▼▼▼
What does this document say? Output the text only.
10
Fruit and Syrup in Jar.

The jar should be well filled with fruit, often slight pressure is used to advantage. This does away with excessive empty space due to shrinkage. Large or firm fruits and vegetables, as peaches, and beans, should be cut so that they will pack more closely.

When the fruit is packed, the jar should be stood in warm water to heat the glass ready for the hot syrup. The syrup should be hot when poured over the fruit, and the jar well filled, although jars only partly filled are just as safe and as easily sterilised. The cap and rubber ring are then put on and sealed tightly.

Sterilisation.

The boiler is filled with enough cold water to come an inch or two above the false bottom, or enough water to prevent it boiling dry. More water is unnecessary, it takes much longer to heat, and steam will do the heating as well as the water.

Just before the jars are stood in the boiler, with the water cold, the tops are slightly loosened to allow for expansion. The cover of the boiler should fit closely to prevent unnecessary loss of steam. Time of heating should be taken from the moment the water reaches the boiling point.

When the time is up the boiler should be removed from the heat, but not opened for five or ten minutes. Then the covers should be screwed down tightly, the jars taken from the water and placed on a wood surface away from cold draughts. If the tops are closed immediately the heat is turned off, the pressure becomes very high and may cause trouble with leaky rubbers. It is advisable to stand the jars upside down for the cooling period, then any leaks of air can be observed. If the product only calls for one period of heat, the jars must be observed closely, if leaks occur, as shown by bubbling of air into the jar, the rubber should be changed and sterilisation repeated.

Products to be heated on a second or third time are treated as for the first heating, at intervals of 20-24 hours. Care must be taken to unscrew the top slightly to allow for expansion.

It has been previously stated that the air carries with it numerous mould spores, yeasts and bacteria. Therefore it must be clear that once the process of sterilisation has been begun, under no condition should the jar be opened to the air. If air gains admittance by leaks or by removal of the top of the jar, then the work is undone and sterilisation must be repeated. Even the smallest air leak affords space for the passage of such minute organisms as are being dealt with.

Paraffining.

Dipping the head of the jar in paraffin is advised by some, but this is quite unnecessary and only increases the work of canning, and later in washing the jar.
▲▲▲
# Your instructions
The reply should restate the records above in full, character for character.

# Answer to the problem
What does this document say? Output the text only.
10
Fruit and Syrup in Jar.

The jar should be well filled with fruit, often slight pressure is used to advantage. This does away with excessive empty space due to shrinkage. Large or firm fruits and vegetables, as peaches, and beans, should be cut so that they will pack more closely.

When the fruit is packed, the jar should be stood in warm water to heat the glass ready for the hot syrup. The syrup should be hot when poured over the fruit, and the jar well filled, although jars only partly filled are just as safe and as easily sterilised. The cap and rubber ring are then put on and sealed tightly.

Sterilisation.

The boiler is filled with enough cold water to come an inch or two above the false bottom, or enough water to prevent it boiling dry. More water is unnecessary, it takes much longer to heat, and steam will do the heating as well as the water.

Just before the jars are stood in the boiler, with the water cold, the tops are slightly loosened to allow for expansion. The cover of the boiler should fit closely to prevent unnecessary loss of steam. Time of heating should be taken from the moment the water reaches the boiling point.

When the time is up the boiler should be removed from the heat, but not opened for five or ten minutes. Then the covers should be screwed down tightly, the jars taken from the water and placed on a wood surface away from cold draughts. If the tops are closed immediately the heat is turned off, the pressure becomes very high and may cause trouble with leaky rubbers. It is advisable to stand the jars upside down for the cooling period, then any leaks of air can be observed. If the product only calls for one period of heat, the jars must be observed closely, if leaks occur, as shown by bubbling of air into the jar, the rubber should be changed and sterilisation repeated.

Products to be heated on a second or third time are treated as for the first heating, at intervals of 20-24 hours. Care must be taken to unscrew the top slightly to allow for expansion.

It has been previously stated that the air carries with it numerous mould spores, yeasts and bacteria. Therefore it must be clear that once the process of sterilisation has been begun, under no condition should the jar be opened to the air. If air gains admittance by leaks or by removal of the top of the jar, then the work is undone and sterilisation must be repeated. Even the smallest air leak affords space for the passage of such minute organisms as are being dealt with.

Paraffining.

Dipping the head of the jar in paraffin is advised by some, but this is quite unnecessary and only increases the work of canning, and later in washing the jar.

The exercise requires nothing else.